• **Brief**
Your task is to give the listing below back word for word, pictures excluded.

>> begin Provided records

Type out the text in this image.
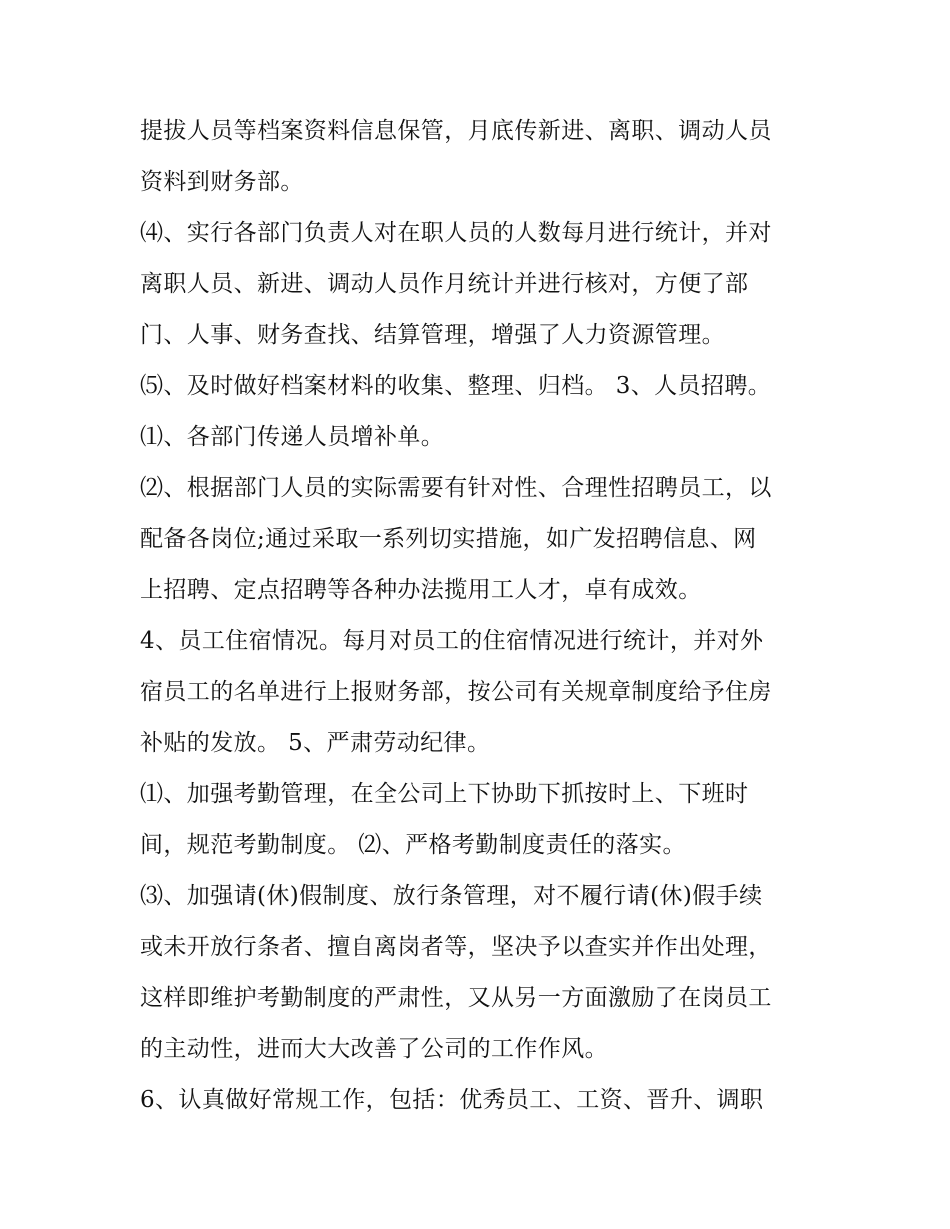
提拔人员等档案资料信息保管，月底传新进、离职、调动人员
资料到财务部。
⑷、实行各部门负责人对在职人员的人数每月进行统计，并对
离职人员、新进、调动人员作月统计并进行核对，方便了部
门、人事、财务查找、结算管理，增强了人力资源管理。
⑸、及时做好档案材料的收集、整理、归档。 3、人员招聘。
⑴、各部门传递人员增补单。
⑵、根据部门人员的实际需要有针对性、合理性招聘员工，以
配备各岗位;通过采取一系列切实措施，如广发招聘信息、网
上招聘、定点招聘等各种办法揽用工人才，卓有成效。
4、员工住宿情况。每月对员工的住宿情况进行统计，并对外
宿员工的名单进行上报财务部，按公司有关规章制度给予住房
补贴的发放。 5、严肃劳动纪律。
⑴、加强考勤管理，在全公司上下协助下抓按时上、下班时
间，规范考勤制度。 ⑵、严格考勤制度责任的落实。
⑶、加强请(休)假制度、放行条管理，对不履行请(休)假手续
或未开放行条者、擅自离岗者等，坚决予以查实并作出处理，
这样即维护考勤制度的严肃性，又从另一方面激励了在岗员工
的主动性，进而大大改善了公司的工作作风。
6、认真做好常规工作，包括：优秀员工、工资、晋升、调职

>> end Provided records

• **Answer for this exercise**
Type out the text in this image.
提拔人员等档案资料信息保管，月底传新进、离职、调动人员
资料到财务部。
⑷、实行各部门负责人对在职人员的人数每月进行统计，并对
离职人员、新进、调动人员作月统计并进行核对，方便了部
门、人事、财务查找、结算管理，增强了人力资源管理。
⑸、及时做好档案材料的收集、整理、归档。 3、人员招聘。
⑴、各部门传递人员增补单。
⑵、根据部门人员的实际需要有针对性、合理性招聘员工，以
配备各岗位;通过采取一系列切实措施，如广发招聘信息、网
上招聘、定点招聘等各种办法揽用工人才，卓有成效。
4、员工住宿情况。每月对员工的住宿情况进行统计，并对外
宿员工的名单进行上报财务部，按公司有关规章制度给予住房
补贴的发放。 5、严肃劳动纪律。
⑴、加强考勤管理，在全公司上下协助下抓按时上、下班时
间，规范考勤制度。 ⑵、严格考勤制度责任的落实。
⑶、加强请(休)假制度、放行条管理，对不履行请(休)假手续
或未开放行条者、擅自离岗者等，坚决予以查实并作出处理，
这样即维护考勤制度的严肃性，又从另一方面激励了在岗员工
的主动性，进而大大改善了公司的工作作风。
6、认真做好常规工作，包括：优秀员工、工资、晋升、调职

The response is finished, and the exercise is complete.